» WRITTEN REQUEST:
Search the data for the word "name" and copy every line that contains it.

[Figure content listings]
⁂

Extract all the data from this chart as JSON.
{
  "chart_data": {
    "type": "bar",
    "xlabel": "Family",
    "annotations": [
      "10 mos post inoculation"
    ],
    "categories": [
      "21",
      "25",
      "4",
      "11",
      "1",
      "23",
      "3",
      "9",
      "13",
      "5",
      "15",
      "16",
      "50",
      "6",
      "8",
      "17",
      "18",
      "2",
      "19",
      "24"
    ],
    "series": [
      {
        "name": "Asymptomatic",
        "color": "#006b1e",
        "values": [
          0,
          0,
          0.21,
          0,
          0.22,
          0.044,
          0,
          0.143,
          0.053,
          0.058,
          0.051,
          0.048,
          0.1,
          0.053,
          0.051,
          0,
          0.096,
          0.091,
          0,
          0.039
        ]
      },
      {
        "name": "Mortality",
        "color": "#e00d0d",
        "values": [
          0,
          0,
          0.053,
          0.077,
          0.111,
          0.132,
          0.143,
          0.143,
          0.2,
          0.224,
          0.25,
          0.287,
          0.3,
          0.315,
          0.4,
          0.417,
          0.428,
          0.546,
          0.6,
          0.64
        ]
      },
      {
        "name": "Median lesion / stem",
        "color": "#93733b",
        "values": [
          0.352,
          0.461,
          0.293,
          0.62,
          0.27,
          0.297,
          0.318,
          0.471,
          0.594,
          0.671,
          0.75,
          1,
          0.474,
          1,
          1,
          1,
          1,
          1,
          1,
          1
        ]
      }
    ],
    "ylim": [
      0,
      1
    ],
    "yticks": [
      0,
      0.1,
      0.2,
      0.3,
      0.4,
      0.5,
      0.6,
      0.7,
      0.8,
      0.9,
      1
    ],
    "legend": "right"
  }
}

⁂

» WRITTEN ANSWER:
        "name": "Asymptomatic",
        "name": "Mortality",
        "name": "Median lesion / stem",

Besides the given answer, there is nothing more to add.